Copy every line that holds "soudain".

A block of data
○ ○ ○ ○

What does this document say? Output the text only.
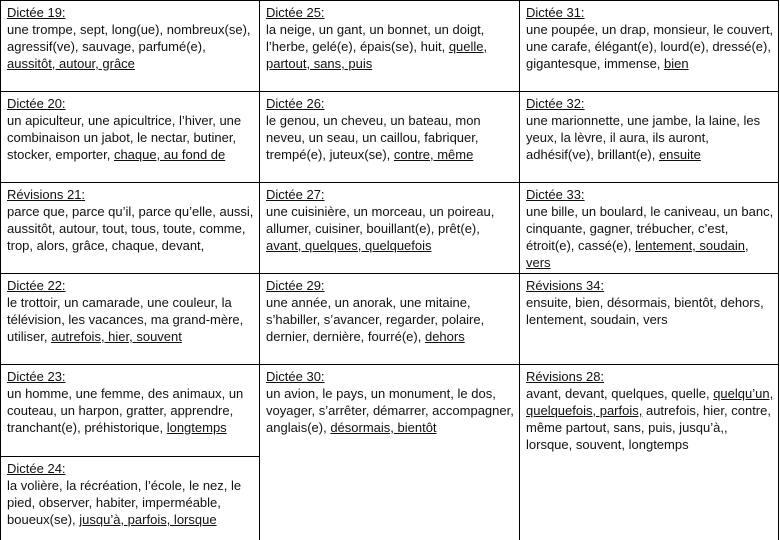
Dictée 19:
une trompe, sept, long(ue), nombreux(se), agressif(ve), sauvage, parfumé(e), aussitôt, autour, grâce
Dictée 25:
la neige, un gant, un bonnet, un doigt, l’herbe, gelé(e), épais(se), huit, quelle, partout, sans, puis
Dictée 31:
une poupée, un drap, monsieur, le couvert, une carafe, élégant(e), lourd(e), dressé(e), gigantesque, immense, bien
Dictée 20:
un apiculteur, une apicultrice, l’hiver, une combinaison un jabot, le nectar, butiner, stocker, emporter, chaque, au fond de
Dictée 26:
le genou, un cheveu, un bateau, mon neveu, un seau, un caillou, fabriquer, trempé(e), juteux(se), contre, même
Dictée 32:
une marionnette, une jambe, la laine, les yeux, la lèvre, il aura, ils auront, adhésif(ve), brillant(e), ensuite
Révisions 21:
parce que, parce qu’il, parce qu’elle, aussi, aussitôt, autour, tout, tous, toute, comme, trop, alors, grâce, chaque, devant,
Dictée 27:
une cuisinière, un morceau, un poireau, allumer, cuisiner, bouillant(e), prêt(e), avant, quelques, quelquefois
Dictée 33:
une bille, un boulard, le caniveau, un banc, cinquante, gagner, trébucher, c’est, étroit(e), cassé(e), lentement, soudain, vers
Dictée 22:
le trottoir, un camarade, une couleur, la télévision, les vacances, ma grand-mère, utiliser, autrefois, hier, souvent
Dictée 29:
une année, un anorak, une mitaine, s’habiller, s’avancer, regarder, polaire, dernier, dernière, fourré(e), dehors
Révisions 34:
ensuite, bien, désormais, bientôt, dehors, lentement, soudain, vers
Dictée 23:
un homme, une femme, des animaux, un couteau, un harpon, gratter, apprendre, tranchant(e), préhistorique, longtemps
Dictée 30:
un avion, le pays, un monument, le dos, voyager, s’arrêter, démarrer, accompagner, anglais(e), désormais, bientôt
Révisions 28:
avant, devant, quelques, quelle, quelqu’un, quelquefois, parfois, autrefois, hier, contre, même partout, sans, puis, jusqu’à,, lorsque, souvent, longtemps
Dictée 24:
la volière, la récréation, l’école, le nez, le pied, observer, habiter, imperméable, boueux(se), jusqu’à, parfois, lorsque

○ ○ ○ ○

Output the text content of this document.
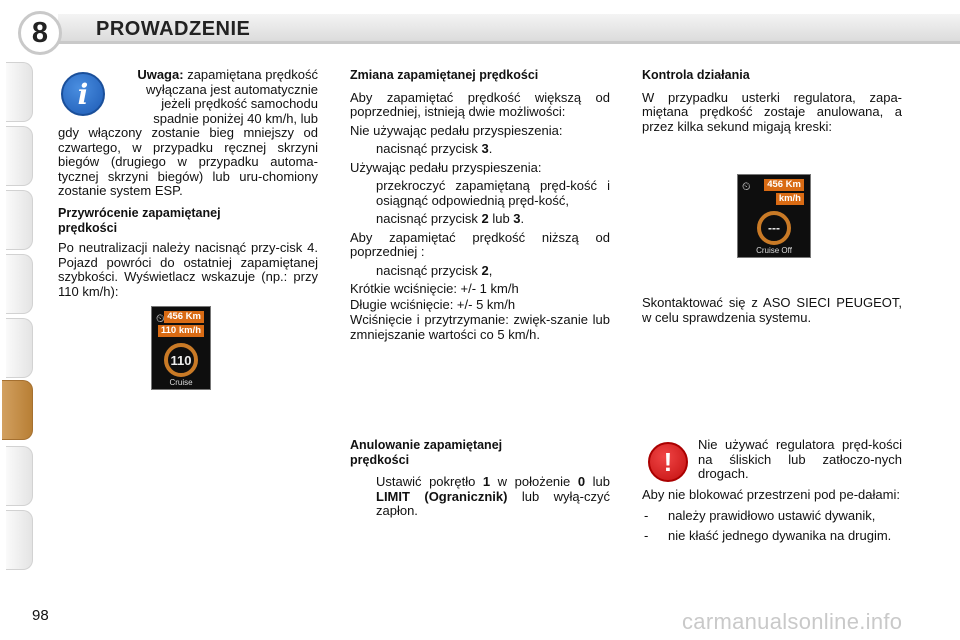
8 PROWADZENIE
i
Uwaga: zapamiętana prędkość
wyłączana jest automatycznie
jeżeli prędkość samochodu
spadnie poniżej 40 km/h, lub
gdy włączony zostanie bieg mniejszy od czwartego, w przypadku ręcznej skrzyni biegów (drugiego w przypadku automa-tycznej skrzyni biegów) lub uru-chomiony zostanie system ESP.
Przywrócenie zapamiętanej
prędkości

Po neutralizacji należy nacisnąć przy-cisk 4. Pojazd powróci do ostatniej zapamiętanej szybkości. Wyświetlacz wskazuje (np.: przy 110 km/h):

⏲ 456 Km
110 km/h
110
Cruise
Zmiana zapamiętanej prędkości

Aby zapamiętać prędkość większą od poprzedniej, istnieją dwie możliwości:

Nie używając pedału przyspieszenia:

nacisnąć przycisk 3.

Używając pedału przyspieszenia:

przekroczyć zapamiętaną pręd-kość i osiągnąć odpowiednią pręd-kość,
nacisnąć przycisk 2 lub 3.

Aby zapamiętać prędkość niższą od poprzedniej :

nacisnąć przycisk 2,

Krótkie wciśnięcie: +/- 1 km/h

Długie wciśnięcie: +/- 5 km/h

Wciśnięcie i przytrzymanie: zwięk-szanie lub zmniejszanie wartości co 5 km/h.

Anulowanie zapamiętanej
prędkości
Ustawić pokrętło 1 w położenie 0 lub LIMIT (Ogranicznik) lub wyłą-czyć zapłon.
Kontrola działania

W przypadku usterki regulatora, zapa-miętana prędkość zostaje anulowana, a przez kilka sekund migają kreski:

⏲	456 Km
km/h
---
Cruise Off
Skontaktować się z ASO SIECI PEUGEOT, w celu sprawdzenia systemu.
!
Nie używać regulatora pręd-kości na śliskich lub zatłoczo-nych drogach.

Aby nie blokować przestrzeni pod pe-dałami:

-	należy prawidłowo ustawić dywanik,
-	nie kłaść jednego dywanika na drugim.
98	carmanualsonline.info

○ ○ ○ ○

*The completed task*:
une bille, un boulard, le caniveau, un banc, cinquante, gagner, trébucher, c’est, étroit(e), cassé(e), lentement, soudain, vers
ensuite, bien, désormais, bientôt, dehors, lentement, soudain, vers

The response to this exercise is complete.